(Working data):
□ □ □ □ □

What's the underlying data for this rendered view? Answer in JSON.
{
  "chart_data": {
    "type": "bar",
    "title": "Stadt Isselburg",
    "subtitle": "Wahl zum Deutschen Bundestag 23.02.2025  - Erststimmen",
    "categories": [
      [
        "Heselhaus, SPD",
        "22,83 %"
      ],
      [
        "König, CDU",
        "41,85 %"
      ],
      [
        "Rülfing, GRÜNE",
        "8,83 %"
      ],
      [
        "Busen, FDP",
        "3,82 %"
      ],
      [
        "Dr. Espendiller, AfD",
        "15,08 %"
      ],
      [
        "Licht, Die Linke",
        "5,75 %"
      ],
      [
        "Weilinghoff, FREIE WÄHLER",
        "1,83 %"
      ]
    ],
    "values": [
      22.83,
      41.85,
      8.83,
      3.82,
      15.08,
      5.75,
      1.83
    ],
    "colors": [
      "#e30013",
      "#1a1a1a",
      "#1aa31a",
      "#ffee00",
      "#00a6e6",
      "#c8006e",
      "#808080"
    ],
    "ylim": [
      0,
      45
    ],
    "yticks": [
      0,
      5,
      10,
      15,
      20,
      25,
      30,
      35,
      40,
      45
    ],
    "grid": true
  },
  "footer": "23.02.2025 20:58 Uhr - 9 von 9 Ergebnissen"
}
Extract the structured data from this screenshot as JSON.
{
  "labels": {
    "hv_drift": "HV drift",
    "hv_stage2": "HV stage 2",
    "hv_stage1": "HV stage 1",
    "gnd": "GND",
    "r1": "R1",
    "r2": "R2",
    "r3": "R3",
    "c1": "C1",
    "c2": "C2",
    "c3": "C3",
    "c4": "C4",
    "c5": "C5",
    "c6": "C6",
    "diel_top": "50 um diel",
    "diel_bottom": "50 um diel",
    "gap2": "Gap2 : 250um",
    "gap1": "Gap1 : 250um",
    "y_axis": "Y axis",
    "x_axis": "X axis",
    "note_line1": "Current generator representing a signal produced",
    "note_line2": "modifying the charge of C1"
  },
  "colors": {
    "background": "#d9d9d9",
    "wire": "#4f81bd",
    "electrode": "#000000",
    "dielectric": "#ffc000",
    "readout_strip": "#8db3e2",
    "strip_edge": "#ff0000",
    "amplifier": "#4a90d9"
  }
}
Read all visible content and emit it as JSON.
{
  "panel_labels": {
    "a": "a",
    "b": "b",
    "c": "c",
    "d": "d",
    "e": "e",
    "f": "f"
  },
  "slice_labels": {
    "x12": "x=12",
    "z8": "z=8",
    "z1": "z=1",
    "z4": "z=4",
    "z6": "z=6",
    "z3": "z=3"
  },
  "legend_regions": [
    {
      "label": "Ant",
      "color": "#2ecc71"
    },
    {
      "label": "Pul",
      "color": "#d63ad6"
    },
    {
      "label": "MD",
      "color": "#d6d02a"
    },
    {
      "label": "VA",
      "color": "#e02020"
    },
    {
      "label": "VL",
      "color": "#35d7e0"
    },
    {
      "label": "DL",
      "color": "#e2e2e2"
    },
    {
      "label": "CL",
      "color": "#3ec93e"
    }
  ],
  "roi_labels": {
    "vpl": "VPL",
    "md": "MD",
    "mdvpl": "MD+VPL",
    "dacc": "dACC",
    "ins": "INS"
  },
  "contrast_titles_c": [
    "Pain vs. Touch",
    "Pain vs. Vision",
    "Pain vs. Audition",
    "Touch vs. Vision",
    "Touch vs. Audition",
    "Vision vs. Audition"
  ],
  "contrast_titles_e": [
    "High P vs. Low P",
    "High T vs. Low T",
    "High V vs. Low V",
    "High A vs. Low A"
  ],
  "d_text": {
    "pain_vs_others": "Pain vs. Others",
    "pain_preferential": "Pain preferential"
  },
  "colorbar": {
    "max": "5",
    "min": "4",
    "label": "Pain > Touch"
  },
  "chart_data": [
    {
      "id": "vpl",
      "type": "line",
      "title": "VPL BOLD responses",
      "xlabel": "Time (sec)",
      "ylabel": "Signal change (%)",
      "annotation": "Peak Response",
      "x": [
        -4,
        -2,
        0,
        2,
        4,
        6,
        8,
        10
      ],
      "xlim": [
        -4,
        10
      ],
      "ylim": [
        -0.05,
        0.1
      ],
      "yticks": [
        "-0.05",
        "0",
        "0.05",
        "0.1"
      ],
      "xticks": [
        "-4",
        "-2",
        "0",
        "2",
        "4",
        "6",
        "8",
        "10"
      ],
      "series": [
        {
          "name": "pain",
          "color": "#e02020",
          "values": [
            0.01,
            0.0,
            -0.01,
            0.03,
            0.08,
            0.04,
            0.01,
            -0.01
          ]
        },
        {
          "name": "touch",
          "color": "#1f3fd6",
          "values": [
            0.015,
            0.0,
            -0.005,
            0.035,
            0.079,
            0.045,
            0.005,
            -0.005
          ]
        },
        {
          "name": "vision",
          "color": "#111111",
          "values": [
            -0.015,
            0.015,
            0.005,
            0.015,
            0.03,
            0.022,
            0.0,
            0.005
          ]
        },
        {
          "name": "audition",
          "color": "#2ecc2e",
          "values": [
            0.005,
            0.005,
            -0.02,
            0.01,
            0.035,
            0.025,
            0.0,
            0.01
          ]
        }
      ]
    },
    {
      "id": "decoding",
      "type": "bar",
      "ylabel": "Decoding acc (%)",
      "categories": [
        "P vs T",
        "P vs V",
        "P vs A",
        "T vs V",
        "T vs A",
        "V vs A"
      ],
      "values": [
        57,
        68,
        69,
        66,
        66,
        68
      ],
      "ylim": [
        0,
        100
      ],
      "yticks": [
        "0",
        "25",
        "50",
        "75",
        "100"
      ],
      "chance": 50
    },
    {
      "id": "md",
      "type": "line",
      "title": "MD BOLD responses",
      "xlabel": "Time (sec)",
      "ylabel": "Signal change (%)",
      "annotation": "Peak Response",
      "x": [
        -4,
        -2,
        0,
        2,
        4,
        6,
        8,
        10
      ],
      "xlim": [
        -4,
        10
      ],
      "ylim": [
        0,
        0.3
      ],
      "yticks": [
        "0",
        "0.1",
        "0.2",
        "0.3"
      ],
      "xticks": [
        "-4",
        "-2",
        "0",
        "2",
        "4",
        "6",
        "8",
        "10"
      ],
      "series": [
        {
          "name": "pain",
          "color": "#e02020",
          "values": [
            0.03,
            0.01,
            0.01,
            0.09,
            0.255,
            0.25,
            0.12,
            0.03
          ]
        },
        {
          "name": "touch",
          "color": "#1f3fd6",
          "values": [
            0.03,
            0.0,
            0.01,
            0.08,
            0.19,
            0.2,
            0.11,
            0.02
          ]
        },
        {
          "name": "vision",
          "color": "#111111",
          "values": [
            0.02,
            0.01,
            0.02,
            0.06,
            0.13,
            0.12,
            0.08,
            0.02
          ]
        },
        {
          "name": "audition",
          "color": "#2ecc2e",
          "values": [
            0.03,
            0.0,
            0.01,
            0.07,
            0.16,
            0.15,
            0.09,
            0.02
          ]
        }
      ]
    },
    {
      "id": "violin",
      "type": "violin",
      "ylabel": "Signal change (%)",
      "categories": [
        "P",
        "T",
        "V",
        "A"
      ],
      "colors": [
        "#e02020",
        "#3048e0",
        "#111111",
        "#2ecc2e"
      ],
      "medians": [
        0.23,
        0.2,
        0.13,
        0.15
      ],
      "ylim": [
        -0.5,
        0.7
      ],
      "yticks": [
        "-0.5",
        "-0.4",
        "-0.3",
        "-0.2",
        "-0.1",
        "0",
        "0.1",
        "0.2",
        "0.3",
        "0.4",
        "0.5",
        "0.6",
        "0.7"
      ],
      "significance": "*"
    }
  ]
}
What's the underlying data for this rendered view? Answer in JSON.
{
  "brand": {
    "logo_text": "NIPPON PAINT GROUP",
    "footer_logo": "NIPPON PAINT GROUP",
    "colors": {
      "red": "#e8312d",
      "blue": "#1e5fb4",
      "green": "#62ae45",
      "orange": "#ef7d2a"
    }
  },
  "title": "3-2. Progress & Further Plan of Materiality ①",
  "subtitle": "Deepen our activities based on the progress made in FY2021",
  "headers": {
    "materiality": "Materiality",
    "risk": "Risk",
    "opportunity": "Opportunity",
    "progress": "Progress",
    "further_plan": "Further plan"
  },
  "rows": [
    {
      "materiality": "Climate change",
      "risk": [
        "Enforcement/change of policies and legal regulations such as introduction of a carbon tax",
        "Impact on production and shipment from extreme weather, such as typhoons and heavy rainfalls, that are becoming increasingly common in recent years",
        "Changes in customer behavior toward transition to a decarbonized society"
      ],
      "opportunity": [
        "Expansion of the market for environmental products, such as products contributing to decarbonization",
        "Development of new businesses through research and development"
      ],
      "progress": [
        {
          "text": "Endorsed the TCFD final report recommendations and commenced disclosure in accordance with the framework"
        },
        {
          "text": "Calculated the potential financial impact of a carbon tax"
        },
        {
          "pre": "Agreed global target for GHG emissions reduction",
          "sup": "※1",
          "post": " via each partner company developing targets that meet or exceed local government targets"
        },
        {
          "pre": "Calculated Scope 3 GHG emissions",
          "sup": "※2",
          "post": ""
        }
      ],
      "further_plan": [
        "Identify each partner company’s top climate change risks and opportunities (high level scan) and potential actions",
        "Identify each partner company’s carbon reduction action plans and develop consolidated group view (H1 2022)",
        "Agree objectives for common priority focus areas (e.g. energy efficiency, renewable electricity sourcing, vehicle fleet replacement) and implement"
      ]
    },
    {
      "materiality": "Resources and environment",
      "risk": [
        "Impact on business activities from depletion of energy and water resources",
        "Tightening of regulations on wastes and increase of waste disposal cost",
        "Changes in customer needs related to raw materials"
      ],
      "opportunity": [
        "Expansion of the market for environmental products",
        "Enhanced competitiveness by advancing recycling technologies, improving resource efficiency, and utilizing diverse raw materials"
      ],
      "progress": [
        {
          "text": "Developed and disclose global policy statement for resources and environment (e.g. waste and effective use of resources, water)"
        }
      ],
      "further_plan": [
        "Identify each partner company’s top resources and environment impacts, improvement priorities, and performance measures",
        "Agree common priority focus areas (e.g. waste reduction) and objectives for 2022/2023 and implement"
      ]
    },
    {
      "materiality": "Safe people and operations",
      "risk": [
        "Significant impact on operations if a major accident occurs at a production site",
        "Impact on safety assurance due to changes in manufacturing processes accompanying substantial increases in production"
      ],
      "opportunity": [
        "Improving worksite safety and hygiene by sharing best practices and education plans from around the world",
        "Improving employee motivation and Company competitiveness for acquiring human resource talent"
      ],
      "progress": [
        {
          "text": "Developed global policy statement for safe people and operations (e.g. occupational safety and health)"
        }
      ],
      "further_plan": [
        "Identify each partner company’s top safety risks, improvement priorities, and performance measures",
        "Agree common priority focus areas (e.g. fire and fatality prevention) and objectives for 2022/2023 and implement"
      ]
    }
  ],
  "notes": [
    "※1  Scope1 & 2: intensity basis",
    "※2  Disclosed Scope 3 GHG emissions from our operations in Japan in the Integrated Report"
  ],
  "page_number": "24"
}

□ □ □ □ □

(What the task asks): In the listing, find every line with the word "customer" and state how many there are, nothing more.

(Solution to the exercise): 2